═════ Task input ═════

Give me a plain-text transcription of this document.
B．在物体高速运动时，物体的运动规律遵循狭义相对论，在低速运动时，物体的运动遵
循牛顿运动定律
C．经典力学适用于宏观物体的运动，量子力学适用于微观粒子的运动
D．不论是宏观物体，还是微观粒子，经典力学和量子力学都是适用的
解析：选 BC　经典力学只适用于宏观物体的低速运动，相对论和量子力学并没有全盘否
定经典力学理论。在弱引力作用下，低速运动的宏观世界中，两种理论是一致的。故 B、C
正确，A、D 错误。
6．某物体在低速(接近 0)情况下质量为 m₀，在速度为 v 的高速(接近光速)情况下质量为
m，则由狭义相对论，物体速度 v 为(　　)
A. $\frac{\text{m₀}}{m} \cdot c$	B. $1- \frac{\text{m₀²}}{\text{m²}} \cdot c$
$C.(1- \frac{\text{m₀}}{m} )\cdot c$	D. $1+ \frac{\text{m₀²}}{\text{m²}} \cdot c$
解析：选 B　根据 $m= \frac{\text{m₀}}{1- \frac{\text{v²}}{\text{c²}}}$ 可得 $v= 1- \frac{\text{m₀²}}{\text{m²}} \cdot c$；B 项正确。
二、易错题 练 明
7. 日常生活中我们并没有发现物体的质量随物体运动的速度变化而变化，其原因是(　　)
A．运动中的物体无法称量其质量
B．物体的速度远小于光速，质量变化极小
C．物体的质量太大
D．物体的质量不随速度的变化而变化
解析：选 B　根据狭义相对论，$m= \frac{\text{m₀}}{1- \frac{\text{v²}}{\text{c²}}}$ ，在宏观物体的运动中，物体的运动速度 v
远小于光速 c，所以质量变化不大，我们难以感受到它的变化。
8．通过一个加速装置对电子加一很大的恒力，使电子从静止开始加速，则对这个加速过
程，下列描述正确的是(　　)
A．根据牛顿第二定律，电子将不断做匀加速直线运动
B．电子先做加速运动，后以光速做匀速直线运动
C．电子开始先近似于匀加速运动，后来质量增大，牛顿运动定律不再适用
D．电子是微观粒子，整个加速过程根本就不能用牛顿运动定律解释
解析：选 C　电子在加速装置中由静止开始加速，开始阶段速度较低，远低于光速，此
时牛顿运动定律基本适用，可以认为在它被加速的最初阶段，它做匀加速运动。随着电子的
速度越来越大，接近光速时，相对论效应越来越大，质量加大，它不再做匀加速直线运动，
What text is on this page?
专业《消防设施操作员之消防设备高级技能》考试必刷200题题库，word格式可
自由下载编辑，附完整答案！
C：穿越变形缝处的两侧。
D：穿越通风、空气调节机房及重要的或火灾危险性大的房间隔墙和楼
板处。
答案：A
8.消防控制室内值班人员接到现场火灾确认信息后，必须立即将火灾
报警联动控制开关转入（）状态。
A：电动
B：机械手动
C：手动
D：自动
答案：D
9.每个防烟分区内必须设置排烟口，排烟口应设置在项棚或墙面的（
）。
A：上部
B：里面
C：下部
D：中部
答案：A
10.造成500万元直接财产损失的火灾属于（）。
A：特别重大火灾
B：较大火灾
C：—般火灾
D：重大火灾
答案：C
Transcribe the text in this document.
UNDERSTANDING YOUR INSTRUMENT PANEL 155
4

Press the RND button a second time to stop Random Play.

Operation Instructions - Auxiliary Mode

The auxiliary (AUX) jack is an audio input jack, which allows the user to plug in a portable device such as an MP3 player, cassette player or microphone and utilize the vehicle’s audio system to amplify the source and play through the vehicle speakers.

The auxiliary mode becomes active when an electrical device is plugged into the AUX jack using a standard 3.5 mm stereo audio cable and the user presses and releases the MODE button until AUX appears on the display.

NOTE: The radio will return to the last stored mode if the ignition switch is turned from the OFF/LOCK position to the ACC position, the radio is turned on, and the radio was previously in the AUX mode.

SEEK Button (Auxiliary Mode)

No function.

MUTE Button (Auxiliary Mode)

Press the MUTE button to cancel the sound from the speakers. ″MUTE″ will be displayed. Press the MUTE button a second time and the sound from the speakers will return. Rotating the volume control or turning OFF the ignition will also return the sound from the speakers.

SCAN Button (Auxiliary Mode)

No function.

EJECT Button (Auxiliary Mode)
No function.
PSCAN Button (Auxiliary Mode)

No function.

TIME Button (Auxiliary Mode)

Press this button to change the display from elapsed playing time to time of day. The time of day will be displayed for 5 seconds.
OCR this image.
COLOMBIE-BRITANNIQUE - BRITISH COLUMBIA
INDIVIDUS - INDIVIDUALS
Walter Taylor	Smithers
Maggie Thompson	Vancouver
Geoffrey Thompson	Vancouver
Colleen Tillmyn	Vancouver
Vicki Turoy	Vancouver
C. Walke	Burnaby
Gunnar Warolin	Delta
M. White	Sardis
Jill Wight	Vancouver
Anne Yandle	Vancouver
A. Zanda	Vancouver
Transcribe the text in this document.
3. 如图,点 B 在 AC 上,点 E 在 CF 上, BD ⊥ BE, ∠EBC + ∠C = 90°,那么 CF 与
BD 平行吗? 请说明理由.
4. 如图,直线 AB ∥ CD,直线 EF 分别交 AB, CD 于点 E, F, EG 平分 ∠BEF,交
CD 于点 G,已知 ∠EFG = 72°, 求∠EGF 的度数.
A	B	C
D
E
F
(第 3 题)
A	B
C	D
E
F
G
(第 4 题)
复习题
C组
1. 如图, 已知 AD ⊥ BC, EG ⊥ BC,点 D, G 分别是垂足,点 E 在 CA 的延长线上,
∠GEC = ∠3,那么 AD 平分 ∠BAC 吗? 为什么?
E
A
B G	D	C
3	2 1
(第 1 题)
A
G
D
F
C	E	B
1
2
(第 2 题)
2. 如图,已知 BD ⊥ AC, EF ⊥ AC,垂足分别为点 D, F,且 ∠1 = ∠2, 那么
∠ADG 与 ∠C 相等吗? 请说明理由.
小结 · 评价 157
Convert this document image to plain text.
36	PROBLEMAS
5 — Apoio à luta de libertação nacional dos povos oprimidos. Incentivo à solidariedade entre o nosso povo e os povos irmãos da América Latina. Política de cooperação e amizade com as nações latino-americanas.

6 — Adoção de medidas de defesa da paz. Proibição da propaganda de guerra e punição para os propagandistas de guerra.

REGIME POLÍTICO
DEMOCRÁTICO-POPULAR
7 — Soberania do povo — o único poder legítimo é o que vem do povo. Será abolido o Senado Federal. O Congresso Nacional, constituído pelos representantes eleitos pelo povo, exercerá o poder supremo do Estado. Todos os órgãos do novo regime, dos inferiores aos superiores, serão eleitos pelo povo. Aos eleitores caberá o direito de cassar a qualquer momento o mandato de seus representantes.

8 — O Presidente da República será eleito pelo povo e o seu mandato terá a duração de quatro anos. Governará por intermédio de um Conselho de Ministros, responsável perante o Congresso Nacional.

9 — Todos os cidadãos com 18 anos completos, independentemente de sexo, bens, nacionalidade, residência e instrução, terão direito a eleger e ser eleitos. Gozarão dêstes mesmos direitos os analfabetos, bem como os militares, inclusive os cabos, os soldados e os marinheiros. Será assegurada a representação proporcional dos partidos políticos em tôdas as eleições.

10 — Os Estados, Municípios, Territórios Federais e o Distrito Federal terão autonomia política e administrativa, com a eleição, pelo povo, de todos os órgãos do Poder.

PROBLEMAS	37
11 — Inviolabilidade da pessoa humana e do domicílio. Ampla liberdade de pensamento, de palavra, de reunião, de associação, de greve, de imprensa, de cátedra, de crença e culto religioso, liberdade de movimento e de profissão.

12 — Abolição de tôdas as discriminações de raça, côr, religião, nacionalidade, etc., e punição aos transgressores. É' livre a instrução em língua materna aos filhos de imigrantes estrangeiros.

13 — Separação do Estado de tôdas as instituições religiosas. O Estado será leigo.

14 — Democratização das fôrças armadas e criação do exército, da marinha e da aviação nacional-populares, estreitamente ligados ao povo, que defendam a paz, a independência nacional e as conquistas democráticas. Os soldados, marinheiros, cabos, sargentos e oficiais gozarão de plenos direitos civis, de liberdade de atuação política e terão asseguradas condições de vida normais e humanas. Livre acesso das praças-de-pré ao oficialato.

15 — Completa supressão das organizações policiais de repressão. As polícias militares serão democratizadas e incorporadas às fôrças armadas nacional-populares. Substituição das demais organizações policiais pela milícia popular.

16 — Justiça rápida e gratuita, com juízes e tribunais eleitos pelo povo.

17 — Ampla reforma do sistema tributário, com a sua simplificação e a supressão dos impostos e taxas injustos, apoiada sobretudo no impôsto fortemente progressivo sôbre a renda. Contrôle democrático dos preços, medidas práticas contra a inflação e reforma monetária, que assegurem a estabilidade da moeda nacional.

═════

- [Job]
Search the records for the string "armadas" and return every line in which it occurs.

- [Reply]
14 — Democratização das fôrças armadas e criação do exército, da marinha e da aviação nacional-populares, estreitamente ligados ao povo, que defendam a paz, a independência nacional e as conquistas democráticas. Os soldados, marinheiros, cabos, sargentos e oficiais gozarão de plenos direitos civis, de liberdade de atuação política e terão asseguradas condições de vida normais e humanas. Livre acesso das praças-de-pré ao oficialato.
15 — Completa supressão das organizações policiais de repressão. As polícias militares serão democratizadas e incorporadas às fôrças armadas nacional-populares. Substituição das demais organizações policiais pela milícia popular.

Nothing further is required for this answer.